* Begin INFORMATION PROVIDED *
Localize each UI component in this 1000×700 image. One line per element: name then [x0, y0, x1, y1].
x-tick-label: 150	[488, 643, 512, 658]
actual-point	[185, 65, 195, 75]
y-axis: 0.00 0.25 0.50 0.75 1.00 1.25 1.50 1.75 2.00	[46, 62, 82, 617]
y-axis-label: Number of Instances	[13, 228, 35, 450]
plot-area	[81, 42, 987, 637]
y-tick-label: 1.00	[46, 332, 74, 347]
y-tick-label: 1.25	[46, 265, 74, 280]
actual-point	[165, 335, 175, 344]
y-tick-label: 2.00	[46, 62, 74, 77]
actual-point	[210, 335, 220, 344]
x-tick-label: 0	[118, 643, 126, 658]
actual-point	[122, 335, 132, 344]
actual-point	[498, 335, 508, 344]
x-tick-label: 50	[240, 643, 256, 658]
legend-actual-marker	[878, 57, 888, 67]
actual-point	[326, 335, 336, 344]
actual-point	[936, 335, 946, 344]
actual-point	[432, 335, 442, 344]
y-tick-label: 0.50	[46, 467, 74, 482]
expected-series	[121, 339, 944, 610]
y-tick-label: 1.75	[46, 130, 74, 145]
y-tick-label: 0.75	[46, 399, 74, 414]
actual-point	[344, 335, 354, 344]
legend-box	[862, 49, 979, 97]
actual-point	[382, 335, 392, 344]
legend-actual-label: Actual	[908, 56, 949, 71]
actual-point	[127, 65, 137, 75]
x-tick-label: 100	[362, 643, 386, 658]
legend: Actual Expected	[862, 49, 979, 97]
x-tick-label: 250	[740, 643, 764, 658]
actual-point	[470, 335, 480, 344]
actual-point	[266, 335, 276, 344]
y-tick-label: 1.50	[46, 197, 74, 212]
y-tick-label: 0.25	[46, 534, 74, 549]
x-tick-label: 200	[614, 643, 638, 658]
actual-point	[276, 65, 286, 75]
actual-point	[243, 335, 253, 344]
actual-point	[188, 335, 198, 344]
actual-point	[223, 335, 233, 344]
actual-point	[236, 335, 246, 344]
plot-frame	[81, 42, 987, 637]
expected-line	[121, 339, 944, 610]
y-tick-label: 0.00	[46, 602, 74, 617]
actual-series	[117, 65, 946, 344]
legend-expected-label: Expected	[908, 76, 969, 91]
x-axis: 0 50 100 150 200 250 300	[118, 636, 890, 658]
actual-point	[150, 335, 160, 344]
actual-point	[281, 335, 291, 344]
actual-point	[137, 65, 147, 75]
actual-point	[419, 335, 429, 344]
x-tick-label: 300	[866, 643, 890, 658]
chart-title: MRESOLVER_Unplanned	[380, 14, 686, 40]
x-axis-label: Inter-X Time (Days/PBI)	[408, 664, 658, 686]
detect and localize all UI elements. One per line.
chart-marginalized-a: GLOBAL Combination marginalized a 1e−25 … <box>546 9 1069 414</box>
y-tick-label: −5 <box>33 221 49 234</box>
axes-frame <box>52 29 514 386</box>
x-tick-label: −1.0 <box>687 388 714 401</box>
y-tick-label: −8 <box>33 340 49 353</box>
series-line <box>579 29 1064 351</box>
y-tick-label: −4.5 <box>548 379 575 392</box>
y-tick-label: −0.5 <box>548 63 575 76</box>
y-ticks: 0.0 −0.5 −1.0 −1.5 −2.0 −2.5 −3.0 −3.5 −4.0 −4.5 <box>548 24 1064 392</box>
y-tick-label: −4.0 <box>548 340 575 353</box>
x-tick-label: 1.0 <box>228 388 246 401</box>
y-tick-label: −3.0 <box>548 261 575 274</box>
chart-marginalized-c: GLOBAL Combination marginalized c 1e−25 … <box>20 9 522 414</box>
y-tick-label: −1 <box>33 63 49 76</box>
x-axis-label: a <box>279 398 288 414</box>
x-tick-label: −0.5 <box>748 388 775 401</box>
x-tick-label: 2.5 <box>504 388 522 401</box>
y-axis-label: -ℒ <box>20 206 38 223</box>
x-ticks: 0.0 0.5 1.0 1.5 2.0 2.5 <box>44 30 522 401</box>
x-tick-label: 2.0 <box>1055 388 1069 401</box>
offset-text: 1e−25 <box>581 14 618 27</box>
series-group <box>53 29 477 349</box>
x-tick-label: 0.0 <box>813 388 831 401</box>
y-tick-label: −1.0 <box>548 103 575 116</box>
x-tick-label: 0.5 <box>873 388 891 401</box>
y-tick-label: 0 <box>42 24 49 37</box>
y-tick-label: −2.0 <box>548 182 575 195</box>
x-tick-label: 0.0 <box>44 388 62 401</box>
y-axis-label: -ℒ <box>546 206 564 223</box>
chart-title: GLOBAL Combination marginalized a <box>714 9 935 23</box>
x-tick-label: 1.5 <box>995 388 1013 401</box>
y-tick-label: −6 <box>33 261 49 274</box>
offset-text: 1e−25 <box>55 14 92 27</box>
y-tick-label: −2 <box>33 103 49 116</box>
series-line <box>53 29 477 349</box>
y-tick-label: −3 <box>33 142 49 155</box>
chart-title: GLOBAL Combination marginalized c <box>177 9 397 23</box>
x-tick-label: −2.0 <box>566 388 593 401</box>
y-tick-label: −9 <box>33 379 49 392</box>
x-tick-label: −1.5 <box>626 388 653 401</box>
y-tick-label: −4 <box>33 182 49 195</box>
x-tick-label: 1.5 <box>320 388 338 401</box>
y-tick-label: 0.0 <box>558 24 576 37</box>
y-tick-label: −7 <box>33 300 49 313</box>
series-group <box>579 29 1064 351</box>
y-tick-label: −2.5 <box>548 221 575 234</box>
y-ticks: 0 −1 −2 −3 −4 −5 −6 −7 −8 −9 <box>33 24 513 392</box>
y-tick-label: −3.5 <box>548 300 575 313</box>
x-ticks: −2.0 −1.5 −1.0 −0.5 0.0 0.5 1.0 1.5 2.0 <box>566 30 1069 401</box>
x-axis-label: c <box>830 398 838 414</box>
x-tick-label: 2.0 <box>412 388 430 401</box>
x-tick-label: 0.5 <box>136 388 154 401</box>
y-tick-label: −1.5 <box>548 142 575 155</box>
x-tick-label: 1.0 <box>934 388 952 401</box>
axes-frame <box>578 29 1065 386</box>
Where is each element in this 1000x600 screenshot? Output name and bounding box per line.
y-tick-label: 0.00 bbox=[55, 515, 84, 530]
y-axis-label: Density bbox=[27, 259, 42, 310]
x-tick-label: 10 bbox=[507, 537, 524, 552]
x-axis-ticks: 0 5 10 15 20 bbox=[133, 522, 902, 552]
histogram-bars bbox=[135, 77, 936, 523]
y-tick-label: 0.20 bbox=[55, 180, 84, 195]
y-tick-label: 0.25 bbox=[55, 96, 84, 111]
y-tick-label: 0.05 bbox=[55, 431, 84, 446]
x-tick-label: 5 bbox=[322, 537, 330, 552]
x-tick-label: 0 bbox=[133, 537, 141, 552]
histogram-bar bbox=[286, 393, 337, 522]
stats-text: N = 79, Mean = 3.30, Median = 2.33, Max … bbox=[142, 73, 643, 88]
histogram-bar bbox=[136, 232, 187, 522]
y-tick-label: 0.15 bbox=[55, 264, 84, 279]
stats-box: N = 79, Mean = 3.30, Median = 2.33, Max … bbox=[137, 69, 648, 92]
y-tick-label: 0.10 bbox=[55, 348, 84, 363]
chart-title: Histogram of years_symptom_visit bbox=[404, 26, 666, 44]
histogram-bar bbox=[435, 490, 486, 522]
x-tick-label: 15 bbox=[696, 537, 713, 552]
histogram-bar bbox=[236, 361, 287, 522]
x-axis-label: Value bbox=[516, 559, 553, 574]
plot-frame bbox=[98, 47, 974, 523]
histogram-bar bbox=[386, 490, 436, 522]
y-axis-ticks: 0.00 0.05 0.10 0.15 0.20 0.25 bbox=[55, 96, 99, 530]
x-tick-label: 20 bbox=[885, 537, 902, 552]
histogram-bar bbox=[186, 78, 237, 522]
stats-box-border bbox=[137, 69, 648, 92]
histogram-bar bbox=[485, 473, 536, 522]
* End INFORMATION PROVIDED *
WHAT THE EXERCISE ASKS ▸ Please write out the items from the first line through the line containing "y-axis: 0.00 0.25", inclusive, with "actual-point" replaced by "observed-point" and nothing else changed.

RESULT FOR THIS EXERCISE ▸
Localize each UI component in this 1000×700 image. One line per element: name then [x0, y0, x1, y1].
x-tick-label: 150	[488, 643, 512, 658]
observed-point	[185, 65, 195, 75]
y-axis: 0.00 0.25 0.50 0.75 1.00 1.25 1.50 1.75 2.00	[46, 62, 82, 617]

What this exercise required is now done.